Overall, patients surveyed had stable PRO scores in T1 and T2. We found no statistically significant differences between high- and low-PAE practices at T1 or T2 for any of the PROs or in LDL-C levels, HbA1c levels, or diastolic blood pressure. We found a significant mediating effect of patient activation on the relationship between better patient experience and all 3 PRO scores at both T1 and T2, highlighting the important role of patient activation in translating practices' efforts to engage patients in diabetes and/or CVD care management. Patients who had 1 or more comorbid mental health conditions and high activation scores had 4 times the odds of having high social functioning compared with similar patients with low activation. Relational coordination of team members, innovation culture, and patient-centered culture scores were better for high-PAE practices compared with low-PAE practices in T2, while no differences existed at T1. Qualitative analyses of key informant interviews highlighted challenges of adoption and implementation of PAE strategies and elucidated reasons for a lack of relationship between high-PAE adoption among practices and PROs in quantitative results. Key informants recognized PAE as mutual goal setting, motivational interviewing, and shared decision-making; some felt that they used these approaches, but they had limited understanding of what the approaches entailed and did not use them routinely in caring for their patients with diabetes and/or CVD.

Recorded data =
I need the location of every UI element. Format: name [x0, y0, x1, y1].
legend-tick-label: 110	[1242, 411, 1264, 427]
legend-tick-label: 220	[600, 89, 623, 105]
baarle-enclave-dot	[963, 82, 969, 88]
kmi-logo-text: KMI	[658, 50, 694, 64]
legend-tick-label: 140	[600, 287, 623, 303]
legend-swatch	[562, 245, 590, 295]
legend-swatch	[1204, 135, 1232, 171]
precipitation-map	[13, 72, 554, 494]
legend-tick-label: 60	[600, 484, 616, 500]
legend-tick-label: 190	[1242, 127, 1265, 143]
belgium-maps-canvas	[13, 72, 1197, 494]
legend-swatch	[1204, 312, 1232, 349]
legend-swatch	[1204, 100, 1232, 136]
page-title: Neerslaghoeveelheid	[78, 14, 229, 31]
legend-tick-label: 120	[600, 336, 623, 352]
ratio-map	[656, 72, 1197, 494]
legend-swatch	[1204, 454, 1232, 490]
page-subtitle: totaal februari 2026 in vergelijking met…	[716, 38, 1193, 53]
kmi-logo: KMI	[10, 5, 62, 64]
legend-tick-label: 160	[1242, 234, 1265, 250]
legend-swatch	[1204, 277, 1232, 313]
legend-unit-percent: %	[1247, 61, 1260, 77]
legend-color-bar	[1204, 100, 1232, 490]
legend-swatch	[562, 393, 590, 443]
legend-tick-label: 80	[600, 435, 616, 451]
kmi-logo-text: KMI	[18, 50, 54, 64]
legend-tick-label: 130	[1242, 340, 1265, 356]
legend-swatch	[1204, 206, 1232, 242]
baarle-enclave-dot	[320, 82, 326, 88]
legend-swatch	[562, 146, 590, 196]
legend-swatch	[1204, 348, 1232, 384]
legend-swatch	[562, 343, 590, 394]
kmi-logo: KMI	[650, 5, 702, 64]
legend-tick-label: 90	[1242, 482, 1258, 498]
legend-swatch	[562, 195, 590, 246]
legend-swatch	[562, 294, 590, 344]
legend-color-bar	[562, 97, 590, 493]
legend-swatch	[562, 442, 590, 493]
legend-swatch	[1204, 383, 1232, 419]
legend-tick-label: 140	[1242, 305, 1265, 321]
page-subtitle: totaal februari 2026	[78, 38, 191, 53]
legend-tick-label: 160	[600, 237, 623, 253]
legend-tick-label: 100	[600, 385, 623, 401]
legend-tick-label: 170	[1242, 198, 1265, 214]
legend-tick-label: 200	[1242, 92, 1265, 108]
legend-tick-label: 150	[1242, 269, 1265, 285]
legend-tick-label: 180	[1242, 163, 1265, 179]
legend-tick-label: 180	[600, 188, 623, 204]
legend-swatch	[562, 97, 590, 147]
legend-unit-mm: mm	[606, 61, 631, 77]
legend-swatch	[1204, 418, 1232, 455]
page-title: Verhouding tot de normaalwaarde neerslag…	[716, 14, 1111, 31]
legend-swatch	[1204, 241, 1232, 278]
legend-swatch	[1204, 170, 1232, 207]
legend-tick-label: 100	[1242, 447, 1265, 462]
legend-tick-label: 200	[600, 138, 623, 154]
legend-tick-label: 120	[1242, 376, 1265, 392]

Your objective =
Answer these questions from the study summary:
1. Compared with similar patients with low activation, how much greater were the odds of high social functioning for patients with 1 or more comorbid mental health conditions and high activation scores?
2. Which three scores were better for high-PAE practices than for low-PAE practices in T2?
3. What did key informants recognize PAE as?
The rows are drawn from a separate source unrelated to the study summary.

Task solution =
1. They had 4 times the odds.
2. Relational coordination of team members, innovation culture, and patient-centered culture.
3. Mutual goal setting, motivational interviewing, and shared decision-making.